# Record excerpts:
■ ■ ■ ■

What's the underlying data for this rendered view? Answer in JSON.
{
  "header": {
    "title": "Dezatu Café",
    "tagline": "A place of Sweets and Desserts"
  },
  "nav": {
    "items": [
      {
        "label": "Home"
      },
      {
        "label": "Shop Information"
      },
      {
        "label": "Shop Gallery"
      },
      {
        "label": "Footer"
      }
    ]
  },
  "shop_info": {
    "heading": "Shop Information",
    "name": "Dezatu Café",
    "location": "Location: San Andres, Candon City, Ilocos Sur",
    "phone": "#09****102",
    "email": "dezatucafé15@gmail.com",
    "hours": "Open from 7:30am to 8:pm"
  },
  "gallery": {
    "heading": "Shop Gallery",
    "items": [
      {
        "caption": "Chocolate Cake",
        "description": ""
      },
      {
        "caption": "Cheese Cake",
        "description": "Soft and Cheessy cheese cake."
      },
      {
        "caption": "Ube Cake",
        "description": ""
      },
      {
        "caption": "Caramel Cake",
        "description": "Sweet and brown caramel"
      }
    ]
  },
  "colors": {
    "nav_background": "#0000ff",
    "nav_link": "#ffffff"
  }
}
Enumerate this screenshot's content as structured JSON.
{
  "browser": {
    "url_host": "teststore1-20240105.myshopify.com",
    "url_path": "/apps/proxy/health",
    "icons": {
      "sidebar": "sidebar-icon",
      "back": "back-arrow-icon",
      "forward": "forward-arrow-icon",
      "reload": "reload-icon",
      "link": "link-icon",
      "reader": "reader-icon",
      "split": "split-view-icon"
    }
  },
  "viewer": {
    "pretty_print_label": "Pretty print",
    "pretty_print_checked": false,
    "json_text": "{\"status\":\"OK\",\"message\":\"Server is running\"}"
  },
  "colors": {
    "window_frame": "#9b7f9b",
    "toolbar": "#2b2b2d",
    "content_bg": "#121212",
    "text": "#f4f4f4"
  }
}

■ ■ ■ ■

Using the entries above, please restate each one word for word.

# Reply:
What's the underlying data for this rendered view? Answer in JSON.
{
  "header": {
    "title": "Dezatu Café",
    "tagline": "A place of Sweets and Desserts"
  },
  "nav": {
    "items": [
      {
        "label": "Home"
      },
      {
        "label": "Shop Information"
      },
      {
        "label": "Shop Gallery"
      },
      {
        "label": "Footer"
      }
    ]
  },
  "shop_info": {
    "heading": "Shop Information",
    "name": "Dezatu Café",
    "location": "Location: San Andres, Candon City, Ilocos Sur",
    "phone": "#09****102",
    "email": "dezatucafé15@gmail.com",
    "hours": "Open from 7:30am to 8:pm"
  },
  "gallery": {
    "heading": "Shop Gallery",
    "items": [
      {
        "caption": "Chocolate Cake",
        "description": ""
      },
      {
        "caption": "Cheese Cake",
        "description": "Soft and Cheessy cheese cake."
      },
      {
        "caption": "Ube Cake",
        "description": ""
      },
      {
        "caption": "Caramel Cake",
        "description": "Sweet and brown caramel"
      }
    ]
  },
  "colors": {
    "nav_background": "#0000ff",
    "nav_link": "#ffffff"
  }
}
Enumerate this screenshot's content as structured JSON.
{
  "browser": {
    "url_host": "teststore1-20240105.myshopify.com",
    "url_path": "/apps/proxy/health",
    "icons": {
      "sidebar": "sidebar-icon",
      "back": "back-arrow-icon",
      "forward": "forward-arrow-icon",
      "reload": "reload-icon",
      "link": "link-icon",
      "reader": "reader-icon",
      "split": "split-view-icon"
    }
  },
  "viewer": {
    "pretty_print_label": "Pretty print",
    "pretty_print_checked": false,
    "json_text": "{\"status\":\"OK\",\"message\":\"Server is running\"}"
  },
  "colors": {
    "window_frame": "#9b7f9b",
    "toolbar": "#2b2b2d",
    "content_bg": "#121212",
    "text": "#f4f4f4"
  }
}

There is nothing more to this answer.